**Short exercise:**
Copy out every record below, word for word.

**Records provided:**

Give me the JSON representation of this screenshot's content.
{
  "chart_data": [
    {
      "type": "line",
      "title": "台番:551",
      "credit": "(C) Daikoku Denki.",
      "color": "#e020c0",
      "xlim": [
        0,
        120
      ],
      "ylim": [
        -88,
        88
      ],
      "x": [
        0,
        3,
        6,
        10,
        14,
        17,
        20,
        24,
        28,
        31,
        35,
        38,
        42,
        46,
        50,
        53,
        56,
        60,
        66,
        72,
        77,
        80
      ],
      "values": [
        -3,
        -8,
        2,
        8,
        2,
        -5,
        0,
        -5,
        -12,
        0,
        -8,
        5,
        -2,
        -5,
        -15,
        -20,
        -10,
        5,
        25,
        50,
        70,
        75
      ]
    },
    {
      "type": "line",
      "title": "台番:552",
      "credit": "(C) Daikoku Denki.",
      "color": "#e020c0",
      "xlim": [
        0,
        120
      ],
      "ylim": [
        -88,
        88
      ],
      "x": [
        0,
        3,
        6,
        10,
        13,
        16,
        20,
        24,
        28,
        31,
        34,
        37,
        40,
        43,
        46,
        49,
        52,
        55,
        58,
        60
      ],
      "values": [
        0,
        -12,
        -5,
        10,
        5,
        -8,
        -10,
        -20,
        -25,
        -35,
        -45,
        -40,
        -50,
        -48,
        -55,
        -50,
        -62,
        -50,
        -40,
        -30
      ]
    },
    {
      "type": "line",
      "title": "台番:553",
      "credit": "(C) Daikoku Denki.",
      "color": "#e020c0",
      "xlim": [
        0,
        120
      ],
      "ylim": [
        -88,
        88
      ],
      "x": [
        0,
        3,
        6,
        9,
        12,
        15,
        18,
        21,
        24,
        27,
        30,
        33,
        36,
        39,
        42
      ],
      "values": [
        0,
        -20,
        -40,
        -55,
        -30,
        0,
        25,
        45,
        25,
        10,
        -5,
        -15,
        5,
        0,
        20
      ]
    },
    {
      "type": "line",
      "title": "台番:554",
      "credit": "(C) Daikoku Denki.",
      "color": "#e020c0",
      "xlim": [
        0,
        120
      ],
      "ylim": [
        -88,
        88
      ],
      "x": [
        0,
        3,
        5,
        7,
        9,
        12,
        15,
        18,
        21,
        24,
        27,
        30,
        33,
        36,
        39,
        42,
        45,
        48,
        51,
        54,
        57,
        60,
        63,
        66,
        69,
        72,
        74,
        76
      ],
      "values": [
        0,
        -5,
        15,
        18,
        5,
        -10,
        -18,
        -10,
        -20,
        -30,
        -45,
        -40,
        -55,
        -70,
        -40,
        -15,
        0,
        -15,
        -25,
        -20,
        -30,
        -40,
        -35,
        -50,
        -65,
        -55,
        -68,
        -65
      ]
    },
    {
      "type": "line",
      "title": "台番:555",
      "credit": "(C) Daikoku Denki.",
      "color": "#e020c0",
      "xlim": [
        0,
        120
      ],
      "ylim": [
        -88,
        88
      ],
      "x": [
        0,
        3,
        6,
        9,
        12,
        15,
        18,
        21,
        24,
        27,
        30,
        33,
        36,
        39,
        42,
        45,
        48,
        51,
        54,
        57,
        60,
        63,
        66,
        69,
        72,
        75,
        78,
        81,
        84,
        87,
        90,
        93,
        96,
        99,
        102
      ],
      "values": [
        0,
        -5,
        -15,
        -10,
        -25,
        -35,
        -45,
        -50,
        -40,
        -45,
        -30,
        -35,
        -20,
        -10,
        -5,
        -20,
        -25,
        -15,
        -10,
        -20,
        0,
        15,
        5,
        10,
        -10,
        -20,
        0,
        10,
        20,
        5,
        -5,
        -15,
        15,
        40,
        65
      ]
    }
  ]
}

**Exercise answer:**
Give me the JSON representation of this screenshot's content.
{
  "chart_data": [
    {
      "type": "line",
      "title": "台番:551",
      "credit": "(C) Daikoku Denki.",
      "color": "#e020c0",
      "xlim": [
        0,
        120
      ],
      "ylim": [
        -88,
        88
      ],
      "x": [
        0,
        3,
        6,
        10,
        14,
        17,
        20,
        24,
        28,
        31,
        35,
        38,
        42,
        46,
        50,
        53,
        56,
        60,
        66,
        72,
        77,
        80
      ],
      "values": [
        -3,
        -8,
        2,
        8,
        2,
        -5,
        0,
        -5,
        -12,
        0,
        -8,
        5,
        -2,
        -5,
        -15,
        -20,
        -10,
        5,
        25,
        50,
        70,
        75
      ]
    },
    {
      "type": "line",
      "title": "台番:552",
      "credit": "(C) Daikoku Denki.",
      "color": "#e020c0",
      "xlim": [
        0,
        120
      ],
      "ylim": [
        -88,
        88
      ],
      "x": [
        0,
        3,
        6,
        10,
        13,
        16,
        20,
        24,
        28,
        31,
        34,
        37,
        40,
        43,
        46,
        49,
        52,
        55,
        58,
        60
      ],
      "values": [
        0,
        -12,
        -5,
        10,
        5,
        -8,
        -10,
        -20,
        -25,
        -35,
        -45,
        -40,
        -50,
        -48,
        -55,
        -50,
        -62,
        -50,
        -40,
        -30
      ]
    },
    {
      "type": "line",
      "title": "台番:553",
      "credit": "(C) Daikoku Denki.",
      "color": "#e020c0",
      "xlim": [
        0,
        120
      ],
      "ylim": [
        -88,
        88
      ],
      "x": [
        0,
        3,
        6,
        9,
        12,
        15,
        18,
        21,
        24,
        27,
        30,
        33,
        36,
        39,
        42
      ],
      "values": [
        0,
        -20,
        -40,
        -55,
        -30,
        0,
        25,
        45,
        25,
        10,
        -5,
        -15,
        5,
        0,
        20
      ]
    },
    {
      "type": "line",
      "title": "台番:554",
      "credit": "(C) Daikoku Denki.",
      "color": "#e020c0",
      "xlim": [
        0,
        120
      ],
      "ylim": [
        -88,
        88
      ],
      "x": [
        0,
        3,
        5,
        7,
        9,
        12,
        15,
        18,
        21,
        24,
        27,
        30,
        33,
        36,
        39,
        42,
        45,
        48,
        51,
        54,
        57,
        60,
        63,
        66,
        69,
        72,
        74,
        76
      ],
      "values": [
        0,
        -5,
        15,
        18,
        5,
        -10,
        -18,
        -10,
        -20,
        -30,
        -45,
        -40,
        -55,
        -70,
        -40,
        -15,
        0,
        -15,
        -25,
        -20,
        -30,
        -40,
        -35,
        -50,
        -65,
        -55,
        -68,
        -65
      ]
    },
    {
      "type": "line",
      "title": "台番:555",
      "credit": "(C) Daikoku Denki.",
      "color": "#e020c0",
      "xlim": [
        0,
        120
      ],
      "ylim": [
        -88,
        88
      ],
      "x": [
        0,
        3,
        6,
        9,
        12,
        15,
        18,
        21,
        24,
        27,
        30,
        33,
        36,
        39,
        42,
        45,
        48,
        51,
        54,
        57,
        60,
        63,
        66,
        69,
        72,
        75,
        78,
        81,
        84,
        87,
        90,
        93,
        96,
        99,
        102
      ],
      "values": [
        0,
        -5,
        -15,
        -10,
        -25,
        -35,
        -45,
        -50,
        -40,
        -45,
        -30,
        -35,
        -20,
        -10,
        -5,
        -20,
        -25,
        -15,
        -10,
        -20,
        0,
        15,
        5,
        10,
        -10,
        -20,
        0,
        10,
        20,
        5,
        -5,
        -15,
        15,
        40,
        65
      ]
    }
  ]
}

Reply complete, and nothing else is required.